◆ Stated goal ◆
Collect from the data below each line with "panel".

---------- Available records ----------

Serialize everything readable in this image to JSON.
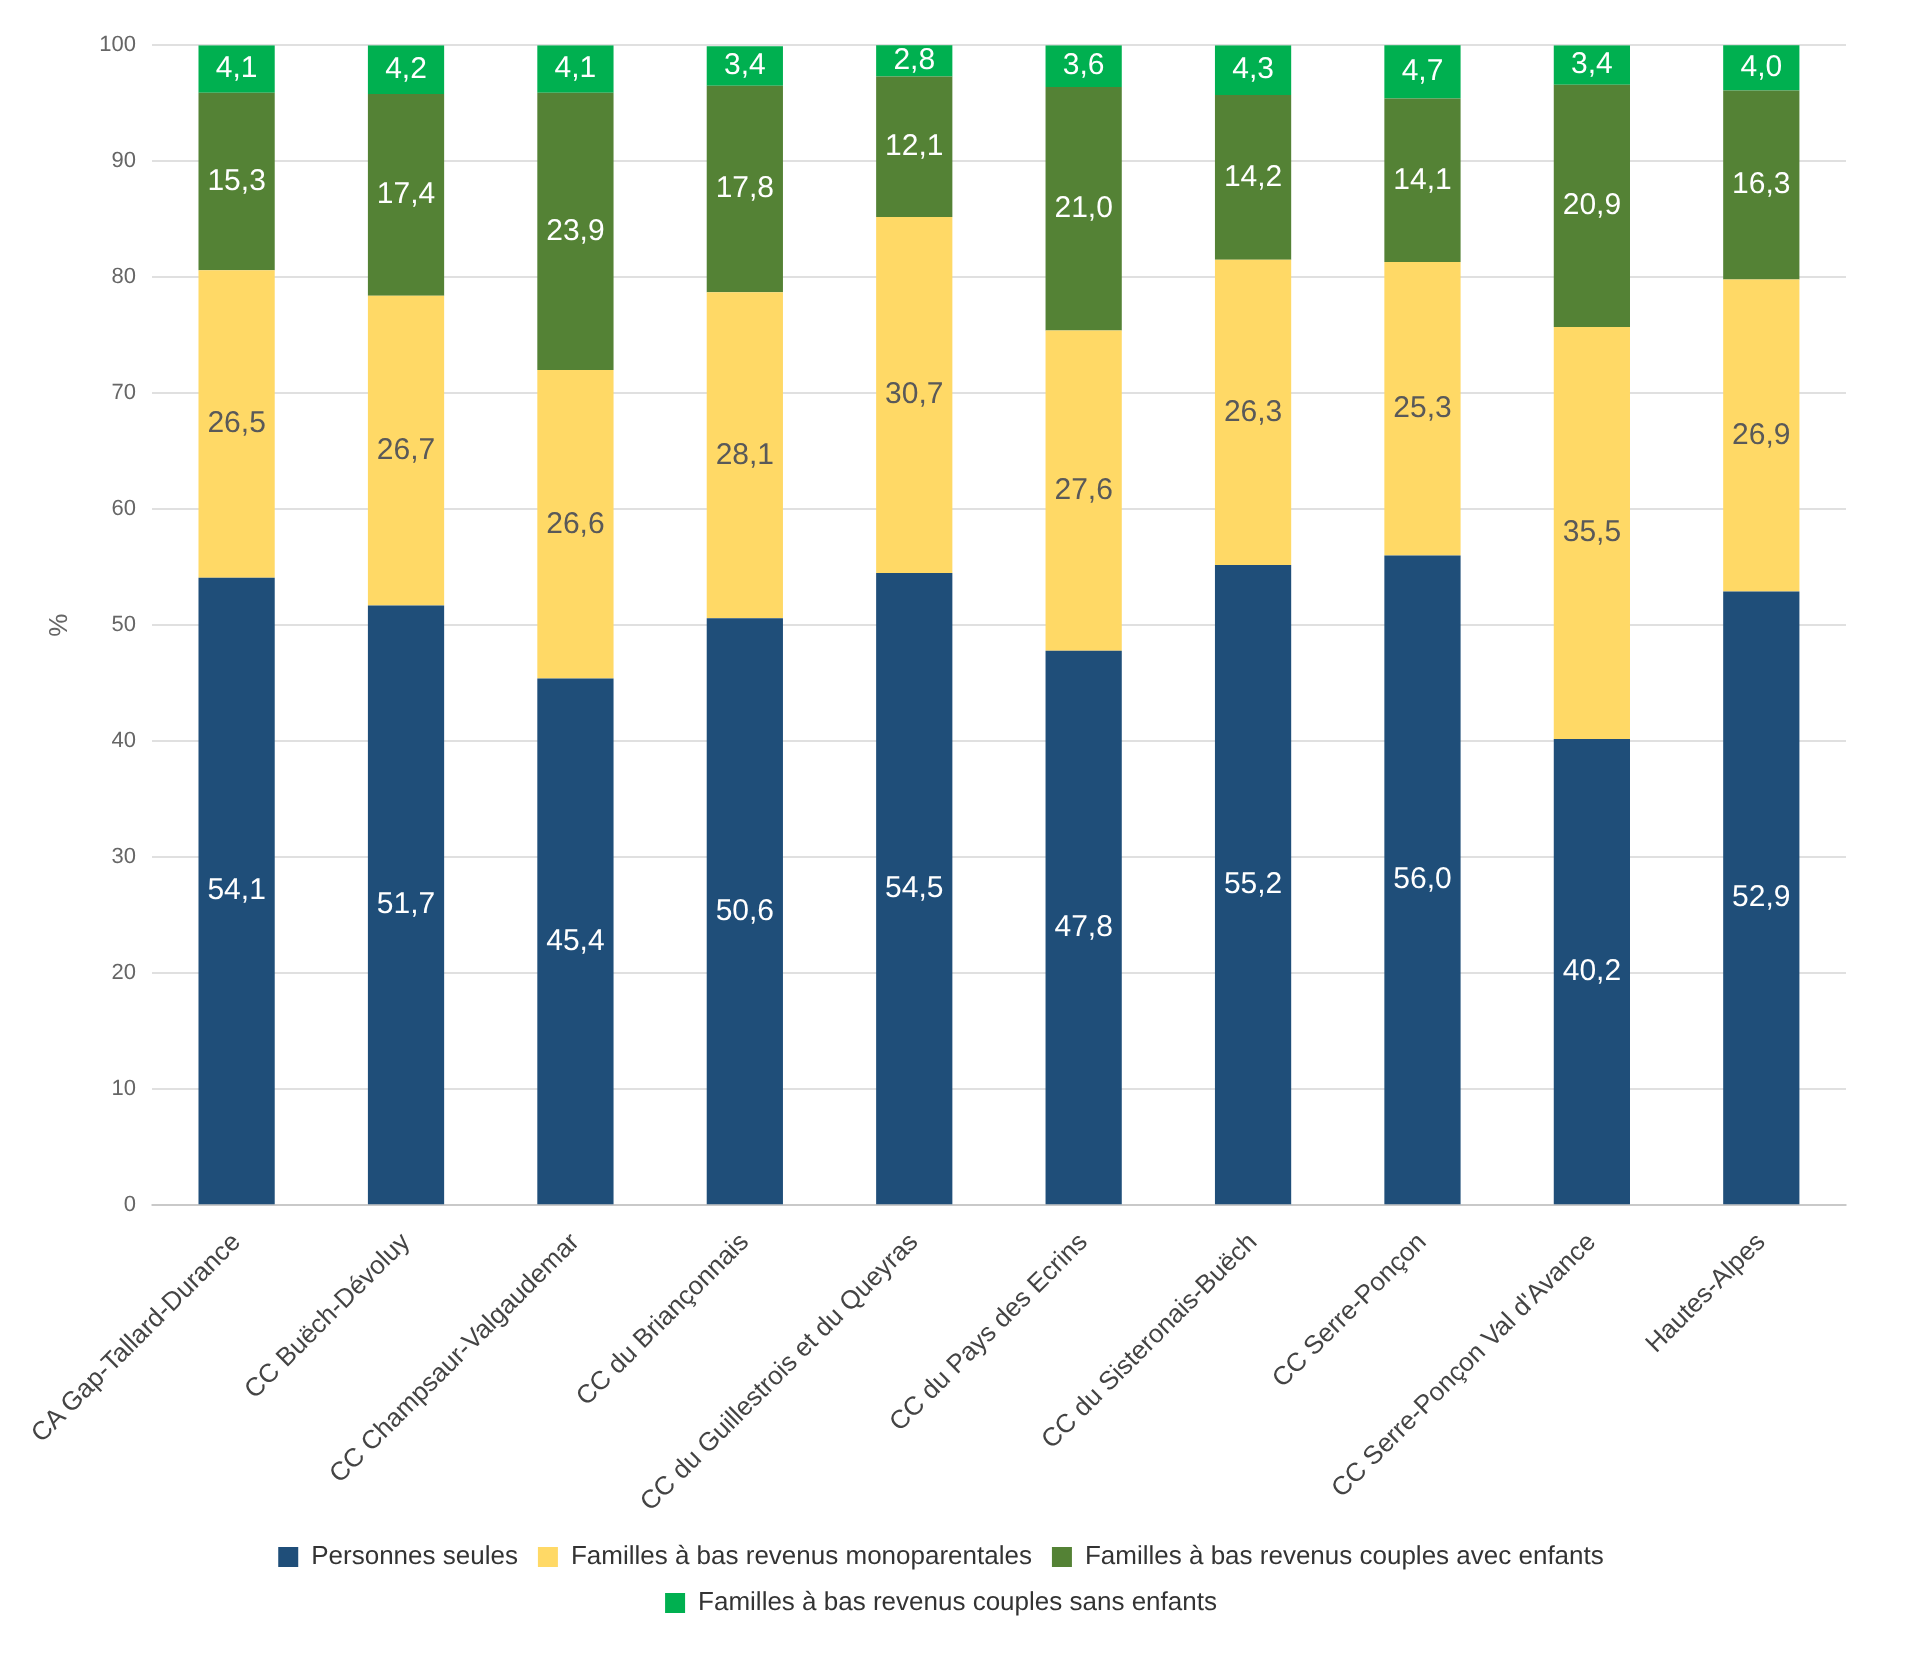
{
  "chart_data": {
    "type": "bar",
    "stacked": true,
    "ylabel": "%",
    "categories": [
      "CA Gap-Tallard-Durance",
      "CC Buëch-Dévoluy",
      "CC Champsaur-Valgaudemar",
      "CC du Briançonnais",
      "CC du Guillestrois et du Queyras",
      "CC du Pays des Ecrins",
      "CC du Sisteronais-Buëch",
      "CC Serre-Ponçon",
      "CC Serre-Ponçon Val d'Avance",
      "Hautes-Alpes"
    ],
    "series": [
      {
        "name": "Personnes seules",
        "color": "#1f4e79",
        "values": [
          54.1,
          51.7,
          45.4,
          50.6,
          54.5,
          47.8,
          55.2,
          56.0,
          40.2,
          52.9
        ],
        "value_labels": [
          "54,1",
          "51,7",
          "45,4",
          "50,6",
          "54,5",
          "47,8",
          "55,2",
          "56,0",
          "40,2",
          "52,9"
        ]
      },
      {
        "name": "Familles à bas revenus monoparentales",
        "color": "#ffd966",
        "values": [
          26.5,
          26.7,
          26.6,
          28.1,
          30.7,
          27.6,
          26.3,
          25.3,
          35.5,
          26.9
        ],
        "value_labels": [
          "26,5",
          "26,7",
          "26,6",
          "28,1",
          "30,7",
          "27,6",
          "26,3",
          "25,3",
          "35,5",
          "26,9"
        ]
      },
      {
        "name": "Familles à bas revenus couples avec enfants",
        "color": "#548235",
        "values": [
          15.3,
          17.4,
          23.9,
          17.8,
          12.1,
          21.0,
          14.2,
          14.1,
          20.9,
          16.3
        ],
        "value_labels": [
          "15,3",
          "17,4",
          "23,9",
          "17,8",
          "12,1",
          "21,0",
          "14,2",
          "14,1",
          "20,9",
          "16,3"
        ]
      },
      {
        "name": "Familles à bas revenus couples sans enfants",
        "color": "#00b050",
        "values": [
          4.1,
          4.2,
          4.1,
          3.4,
          2.8,
          3.6,
          4.3,
          4.7,
          3.4,
          4.0
        ],
        "value_labels": [
          "4,1",
          "4,2",
          "4,1",
          "3,4",
          "2,8",
          "3,6",
          "4,3",
          "4,7",
          "3,4",
          "4,0"
        ]
      }
    ],
    "ylim": [
      0,
      100
    ],
    "yticks": [
      0,
      10,
      20,
      30,
      40,
      50,
      60,
      70,
      80,
      90,
      100
    ],
    "grid": "y",
    "legend": "bottom"
  }
}
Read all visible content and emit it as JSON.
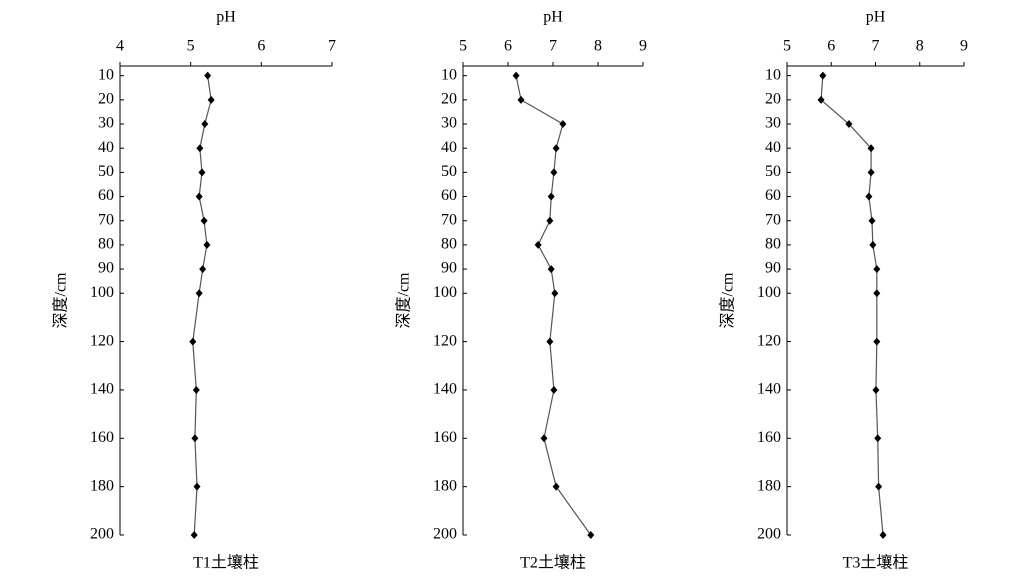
{
  "chart_data": [
    {
      "type": "line",
      "title": "T1土壤柱",
      "x_label": "pH",
      "y_label": "深度/cm",
      "categories": [
        10,
        20,
        30,
        40,
        50,
        60,
        70,
        80,
        90,
        100,
        120,
        140,
        160,
        180,
        200
      ],
      "values": [
        5.24,
        5.29,
        5.2,
        5.13,
        5.16,
        5.12,
        5.19,
        5.23,
        5.17,
        5.12,
        5.03,
        5.08,
        5.06,
        5.09,
        5.05
      ],
      "color": "#555555",
      "marker_color": "#000000",
      "xlim": [
        4,
        7
      ],
      "xticks": [
        4,
        5,
        6,
        7
      ],
      "ylim": [
        200,
        6
      ],
      "yticks": [
        10,
        20,
        30,
        40,
        50,
        60,
        70,
        80,
        90,
        100,
        120,
        140,
        160,
        180,
        200
      ]
    },
    {
      "type": "line",
      "title": "T2土壤柱",
      "x_label": "pH",
      "y_label": "深度/cm",
      "categories": [
        10,
        20,
        30,
        40,
        50,
        60,
        70,
        80,
        90,
        100,
        120,
        140,
        160,
        180,
        200
      ],
      "values": [
        6.18,
        6.29,
        7.22,
        7.07,
        7.02,
        6.96,
        6.93,
        6.67,
        6.96,
        7.04,
        6.93,
        7.02,
        6.8,
        7.07,
        7.84
      ],
      "color": "#555555",
      "marker_color": "#000000",
      "xlim": [
        5,
        9
      ],
      "xticks": [
        5,
        6,
        7,
        8,
        9
      ],
      "ylim": [
        200,
        6
      ],
      "yticks": [
        10,
        20,
        30,
        40,
        50,
        60,
        70,
        80,
        90,
        100,
        120,
        140,
        160,
        180,
        200
      ]
    },
    {
      "type": "line",
      "title": "T3土壤柱",
      "x_label": "pH",
      "y_label": "深度/cm",
      "categories": [
        10,
        20,
        30,
        40,
        50,
        60,
        70,
        80,
        90,
        100,
        120,
        140,
        160,
        180,
        200
      ],
      "values": [
        5.81,
        5.77,
        6.4,
        6.9,
        6.9,
        6.85,
        6.92,
        6.94,
        7.03,
        7.03,
        7.03,
        7.01,
        7.05,
        7.07,
        7.17
      ],
      "color": "#555555",
      "marker_color": "#000000",
      "xlim": [
        5,
        9
      ],
      "xticks": [
        5,
        6,
        7,
        8,
        9
      ],
      "ylim": [
        200,
        6
      ],
      "yticks": [
        10,
        20,
        30,
        40,
        50,
        60,
        70,
        80,
        90,
        100,
        120,
        140,
        160,
        180,
        200
      ]
    }
  ]
}
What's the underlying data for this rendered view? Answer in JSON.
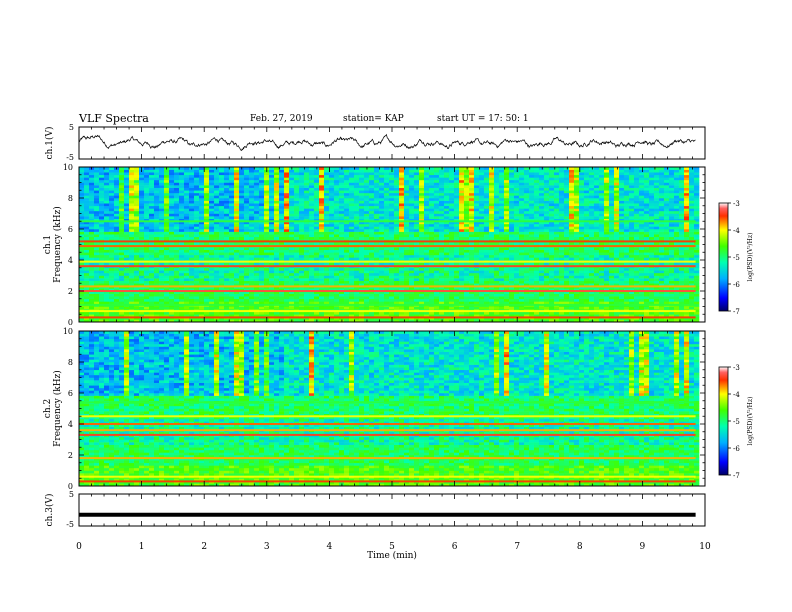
{
  "header": {
    "title": "VLF Spectra",
    "date": "Feb. 27, 2019",
    "station": "station= KAP",
    "start": "start  UT =   17: 50: 1"
  },
  "chart_data": [
    {
      "type": "line",
      "panel": "ch1-waveform",
      "ylabel": "ch.1(V)",
      "ylim": [
        -5,
        5
      ],
      "yticks": [
        "5",
        "-5"
      ],
      "x_range": [
        0,
        9.85
      ],
      "description_values": "continuous noisy waveform oscillating roughly between -1.5 and 1.5 V"
    },
    {
      "type": "heatmap",
      "panel": "ch1-spectrogram",
      "ylabel": "ch.1\nFrequency (kHz)",
      "ylim": [
        0,
        10
      ],
      "yticks": [
        "0",
        "2",
        "4",
        "6",
        "8",
        "10"
      ],
      "x_range": [
        0,
        9.85
      ],
      "colorbar": {
        "label": "log(PSD)(V²/Hz)",
        "range": [
          -7,
          -3
        ],
        "ticks": [
          "-3",
          "-4",
          "-5",
          "-6",
          "-7"
        ]
      },
      "bands": [
        {
          "f": 0.3,
          "level": -3.5
        },
        {
          "f": 0.7,
          "level": -4.0
        },
        {
          "f": 1.1,
          "level": -4.8
        },
        {
          "f": 2.0,
          "level": -3.3
        },
        {
          "f": 2.3,
          "level": -3.8
        },
        {
          "f": 3.6,
          "level": -3.4
        },
        {
          "f": 3.9,
          "level": -4.0
        },
        {
          "f": 4.9,
          "level": -3.6
        },
        {
          "f": 5.2,
          "level": -3.5
        },
        {
          "f": 6.5,
          "level": -4.8
        }
      ]
    },
    {
      "type": "heatmap",
      "panel": "ch2-spectrogram",
      "ylabel": "ch.2\nFrequency (kHz)",
      "ylim": [
        0,
        10
      ],
      "yticks": [
        "0",
        "2",
        "4",
        "6",
        "8",
        "10"
      ],
      "x_range": [
        0,
        9.85
      ],
      "colorbar": {
        "label": "log(PSD)(V²/Hz)",
        "range": [
          -7,
          -3
        ],
        "ticks": [
          "-3",
          "-4",
          "-5",
          "-6",
          "-7"
        ]
      },
      "bands": [
        {
          "f": 0.3,
          "level": -3.5
        },
        {
          "f": 0.6,
          "level": -4.0
        },
        {
          "f": 1.8,
          "level": -3.8
        },
        {
          "f": 3.3,
          "level": -3.4
        },
        {
          "f": 3.6,
          "level": -3.8
        },
        {
          "f": 4.0,
          "level": -3.6
        },
        {
          "f": 4.5,
          "level": -4.0
        },
        {
          "f": 5.4,
          "level": -4.8
        }
      ]
    },
    {
      "type": "line",
      "panel": "ch3-waveform",
      "ylabel": "ch.3(V)",
      "ylim": [
        -5,
        5
      ],
      "yticks": [
        "5",
        "-5"
      ],
      "x_range": [
        0,
        9.85
      ],
      "constant_value": -1.5
    }
  ],
  "xaxis": {
    "label": "Time  (min)",
    "xlim": [
      0,
      10
    ],
    "ticks": [
      "0",
      "1",
      "2",
      "3",
      "4",
      "5",
      "6",
      "7",
      "8",
      "9",
      "10"
    ]
  }
}
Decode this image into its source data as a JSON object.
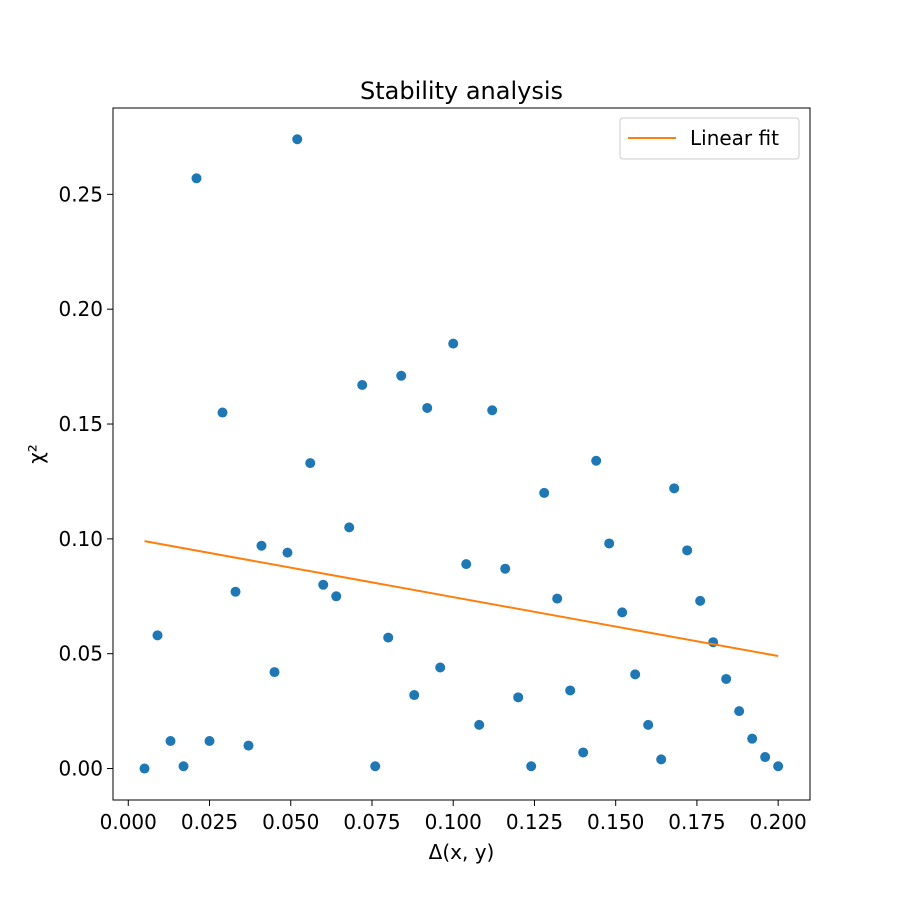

----------

◆ Task answer ◆
      "panel": "ch1-waveform",
      "panel": "ch1-spectrogram",
      "panel": "ch2-spectrogram",
      "panel": "ch3-waveform",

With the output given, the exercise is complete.